| EXCERTO |
↓

Generalização é sempre algo complicado, mas eu desafio: qual é o projeto da direita para hoje e para depois? Na década de 1990, eles tinham um, que era aplicar um receituário neoliberal. Independente do fato de eu gostar ou não, eles tinham um projeto político com lógica econômica e que alterou a legislação brasileira para dar funcionalidade a esse programa e, portanto, se materializou um projeto em um programa. Inclusive, foi por causa desse programa que acabaram derrotados pelo Lula em 2002.

Hoje em dia, o debate não se dá em torno das boas e más idéias do Lula, do tucanato e dos novos democratas – que são os velhos da ditadura. Isso é um fato notável. Então, isso é uma novidade extremamente importante. Eu diria, para concluir, que há uma coisa paradoxal e interessante, ou seja, é mais fácil hoje defender o governo Lula, que, em minha opinião, é um governo PT-PMDB. O nosso terceiro congresso não trouxe uma análise mais profunda e uma revisão importante que o PT necessitava inexoravelmente para recuperar uma parte dos seus valores. Para mim, o balanço hoje tem essa ênfase. Não quero mais falar do PT sem falar da direita. Constato a indigência enorme da direita do ponto de vista das propostas e a potência enorme da direita do ponto de vista do controle das grandes centrais da direita, como a Veja, que virou um panfleto da política da direita, uma revista sem nenhum equilíbrio, sem o mínimo de isenção. A mesma coisa acontece com a Folha de S. Paulo e com os grandes impérios jornalísticos. Então, é óbvio que tem uma coisa esquizofrênica aqui, que desafia quem estuda, quem lê e tenta compreender a situação.

Como o senhor vê a atuação do PSOL na política atual e quais são as suas previsões para ele?

↑

| TRECHO DE ORIGEM |
↓

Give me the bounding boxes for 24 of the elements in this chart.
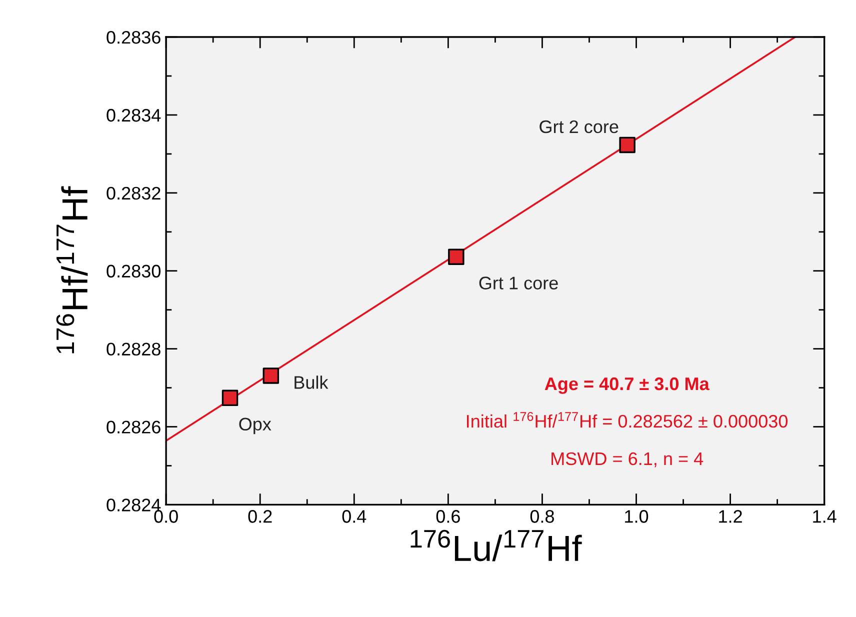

↑

| OBJETIVOS |
• 1. Retorne, do texto sobre a direita brasileira e o governo Lula, a passagem entre "Generalização é sempre" e "Lula em 2002.", inclusive.
• 2. Dê continuidade ao texto sobre a direita brasileira e o governo Lula a partir do ponto em que ele termina.

| AS RESPOSTAS |
• 1.
Generalização é sempre algo complicado, mas eu desafio: qual é o projeto da direita para hoje e para depois? Na década de 1990, eles tinham um, que era aplicar um receituário neoliberal. Independente do fato de eu gostar ou não, eles tinham um projeto político com lógica econômica e que alterou a legislação brasileira para dar funcionalidade a esse programa e, portanto, se materializou um projeto em um programa. Inclusive, foi por causa desse programa que acabaram derrotados pelo Lula em 2002.

• 2.
Flávio Koutzii – O PSOL é constituído por gente de muito valor. Eu compreendo as razões políticas que levaram alguns a romper com o PT para tentar construir um projeto pela esquerda do PT. De qualquer modo, acredito que cometeram muitos erros importantes no momento fundacional desse processo. A própria maneira como Heloisa Helena (4) se envolveu na eleição presidencial eu achei um desastre. Tanto que ela chegou a ter 2% das preferências dos votos e caiu mais da metade porque quando uma corrente que pretende ser mais combatente, mais radical, mais à esquerda de uma outra força, começa a viver de parasitar essas circunstâncias, dificilmente irá a algum lugar. O PSOL tinha um desafio maior do que o PT teve, ou seja, crescer como projeto político de esquerda de massas, numa conjuntura que estava completamente alterada dos 25 anos de indiferença daquela em que o PT apareceu. Era preciso, portanto, se dirigir de uma forma menos unilateralizada. Ali se perdeu muito a vitalidade e a credibilidade desse projeto.

Dos prováveis candidatos à prefeitura de Porto Alegre, há três mulheres politicamente fortes em relação a outros candidatos e ligadas a partidos de esquerda e extrema esquerda. Para o senhor, o que esse movimento significa?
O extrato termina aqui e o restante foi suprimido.